- **Written instruction**
Locate each line holding the string "articulo" and copy it.
[start]
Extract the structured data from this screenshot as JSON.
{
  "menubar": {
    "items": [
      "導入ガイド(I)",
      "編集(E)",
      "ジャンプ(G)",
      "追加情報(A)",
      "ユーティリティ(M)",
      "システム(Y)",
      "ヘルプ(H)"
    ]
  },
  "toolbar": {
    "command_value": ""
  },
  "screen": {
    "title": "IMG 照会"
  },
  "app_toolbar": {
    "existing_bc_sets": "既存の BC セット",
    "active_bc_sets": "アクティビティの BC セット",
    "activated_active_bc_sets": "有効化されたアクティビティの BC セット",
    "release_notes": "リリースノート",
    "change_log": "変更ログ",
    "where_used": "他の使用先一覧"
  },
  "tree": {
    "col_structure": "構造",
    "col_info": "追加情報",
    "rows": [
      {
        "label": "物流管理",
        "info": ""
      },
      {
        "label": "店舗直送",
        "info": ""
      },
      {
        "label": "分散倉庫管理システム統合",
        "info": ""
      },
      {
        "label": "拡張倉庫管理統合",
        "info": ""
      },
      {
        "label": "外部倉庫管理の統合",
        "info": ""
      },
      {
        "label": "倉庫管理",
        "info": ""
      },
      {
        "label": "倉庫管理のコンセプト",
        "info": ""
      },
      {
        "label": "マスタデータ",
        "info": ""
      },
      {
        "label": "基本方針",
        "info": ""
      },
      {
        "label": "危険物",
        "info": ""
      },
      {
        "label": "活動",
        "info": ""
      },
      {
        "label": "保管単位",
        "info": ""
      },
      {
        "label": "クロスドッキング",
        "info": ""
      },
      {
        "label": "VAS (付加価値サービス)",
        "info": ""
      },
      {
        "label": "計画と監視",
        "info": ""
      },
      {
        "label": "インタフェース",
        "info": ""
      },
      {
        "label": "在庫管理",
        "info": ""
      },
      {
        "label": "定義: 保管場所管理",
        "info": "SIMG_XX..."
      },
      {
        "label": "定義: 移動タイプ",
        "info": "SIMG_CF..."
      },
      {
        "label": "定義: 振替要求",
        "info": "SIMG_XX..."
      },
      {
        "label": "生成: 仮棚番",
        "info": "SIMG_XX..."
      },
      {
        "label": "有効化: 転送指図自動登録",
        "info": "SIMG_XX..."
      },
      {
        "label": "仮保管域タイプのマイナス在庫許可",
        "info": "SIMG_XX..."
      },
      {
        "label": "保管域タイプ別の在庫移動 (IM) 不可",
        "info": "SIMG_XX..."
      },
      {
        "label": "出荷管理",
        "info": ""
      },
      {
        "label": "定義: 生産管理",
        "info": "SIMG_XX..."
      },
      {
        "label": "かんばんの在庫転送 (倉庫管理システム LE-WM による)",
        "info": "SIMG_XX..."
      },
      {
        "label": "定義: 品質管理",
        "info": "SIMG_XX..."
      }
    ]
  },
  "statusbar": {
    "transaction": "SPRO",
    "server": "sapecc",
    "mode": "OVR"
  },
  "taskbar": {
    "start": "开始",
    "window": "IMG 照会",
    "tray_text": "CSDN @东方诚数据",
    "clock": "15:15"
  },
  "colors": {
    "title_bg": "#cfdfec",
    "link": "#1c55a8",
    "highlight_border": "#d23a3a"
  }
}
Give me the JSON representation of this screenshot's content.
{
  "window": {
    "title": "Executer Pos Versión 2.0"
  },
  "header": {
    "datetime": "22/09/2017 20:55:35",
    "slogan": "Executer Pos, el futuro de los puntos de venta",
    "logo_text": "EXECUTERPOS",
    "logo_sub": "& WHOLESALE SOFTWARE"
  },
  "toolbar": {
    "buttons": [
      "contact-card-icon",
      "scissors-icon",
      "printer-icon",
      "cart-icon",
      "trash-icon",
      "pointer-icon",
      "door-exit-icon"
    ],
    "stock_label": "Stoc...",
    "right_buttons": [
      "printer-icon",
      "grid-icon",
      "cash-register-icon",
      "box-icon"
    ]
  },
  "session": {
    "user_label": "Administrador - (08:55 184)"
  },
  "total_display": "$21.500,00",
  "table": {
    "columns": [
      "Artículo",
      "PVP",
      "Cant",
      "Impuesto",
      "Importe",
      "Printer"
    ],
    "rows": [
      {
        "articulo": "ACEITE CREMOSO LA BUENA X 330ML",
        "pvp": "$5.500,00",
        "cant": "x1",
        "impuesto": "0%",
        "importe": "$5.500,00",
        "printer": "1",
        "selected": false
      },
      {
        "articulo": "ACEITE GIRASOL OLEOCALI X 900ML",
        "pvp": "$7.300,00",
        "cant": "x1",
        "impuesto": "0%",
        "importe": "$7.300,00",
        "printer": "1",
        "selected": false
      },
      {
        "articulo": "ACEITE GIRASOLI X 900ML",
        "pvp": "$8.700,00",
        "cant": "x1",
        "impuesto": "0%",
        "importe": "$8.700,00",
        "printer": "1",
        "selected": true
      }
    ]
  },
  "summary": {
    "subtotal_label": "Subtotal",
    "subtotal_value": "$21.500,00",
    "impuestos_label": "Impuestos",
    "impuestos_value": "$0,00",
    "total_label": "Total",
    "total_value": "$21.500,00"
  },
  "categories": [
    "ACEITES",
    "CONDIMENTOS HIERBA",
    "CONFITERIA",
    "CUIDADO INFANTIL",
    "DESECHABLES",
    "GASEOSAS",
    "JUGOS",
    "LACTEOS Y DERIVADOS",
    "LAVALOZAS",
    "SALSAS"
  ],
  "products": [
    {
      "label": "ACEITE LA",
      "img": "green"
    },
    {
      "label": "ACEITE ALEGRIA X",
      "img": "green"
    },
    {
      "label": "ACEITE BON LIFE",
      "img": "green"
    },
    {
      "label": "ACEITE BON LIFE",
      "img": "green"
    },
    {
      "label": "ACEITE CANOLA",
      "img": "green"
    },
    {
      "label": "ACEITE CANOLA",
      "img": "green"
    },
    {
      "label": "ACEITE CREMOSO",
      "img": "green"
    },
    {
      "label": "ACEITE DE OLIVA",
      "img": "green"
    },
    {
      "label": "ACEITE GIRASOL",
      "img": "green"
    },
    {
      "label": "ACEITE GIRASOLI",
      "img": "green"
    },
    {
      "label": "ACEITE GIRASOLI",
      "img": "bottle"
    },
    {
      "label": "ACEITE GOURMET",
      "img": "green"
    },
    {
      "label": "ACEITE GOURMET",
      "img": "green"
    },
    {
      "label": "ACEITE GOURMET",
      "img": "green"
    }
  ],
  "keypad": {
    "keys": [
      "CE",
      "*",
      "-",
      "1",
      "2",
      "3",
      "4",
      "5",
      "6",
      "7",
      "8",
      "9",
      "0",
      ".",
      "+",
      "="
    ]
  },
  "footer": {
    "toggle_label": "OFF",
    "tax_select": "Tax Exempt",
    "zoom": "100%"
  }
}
[end]
- **Answer for the task**
        "articulo": "ACEITE CREMOSO LA BUENA X 330ML",
        "articulo": "ACEITE GIRASOL OLEOCALI X 900ML",
        "articulo": "ACEITE GIRASOLI X 900ML",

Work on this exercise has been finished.